Task goal: Work through the following lines and count those that hold the word "yang". Reply with that number only.

[Dataset records]
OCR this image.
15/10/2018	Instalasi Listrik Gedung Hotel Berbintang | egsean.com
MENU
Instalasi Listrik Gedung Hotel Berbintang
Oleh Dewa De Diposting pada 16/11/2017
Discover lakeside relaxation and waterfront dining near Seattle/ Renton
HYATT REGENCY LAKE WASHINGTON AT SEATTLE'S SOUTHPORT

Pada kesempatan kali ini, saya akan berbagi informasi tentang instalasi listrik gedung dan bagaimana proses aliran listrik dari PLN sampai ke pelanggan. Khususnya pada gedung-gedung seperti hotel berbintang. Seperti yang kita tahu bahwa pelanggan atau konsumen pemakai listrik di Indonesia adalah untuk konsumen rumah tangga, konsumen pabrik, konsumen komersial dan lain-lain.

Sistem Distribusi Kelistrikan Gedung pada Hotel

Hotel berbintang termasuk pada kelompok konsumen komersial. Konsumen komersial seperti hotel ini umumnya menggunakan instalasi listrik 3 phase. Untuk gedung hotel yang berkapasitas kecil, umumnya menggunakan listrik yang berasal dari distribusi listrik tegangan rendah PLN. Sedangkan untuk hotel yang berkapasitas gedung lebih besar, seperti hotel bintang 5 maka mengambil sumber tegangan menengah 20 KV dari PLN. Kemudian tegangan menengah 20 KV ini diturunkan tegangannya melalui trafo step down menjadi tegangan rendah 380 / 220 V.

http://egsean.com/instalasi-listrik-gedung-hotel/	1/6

Answer to the task: 2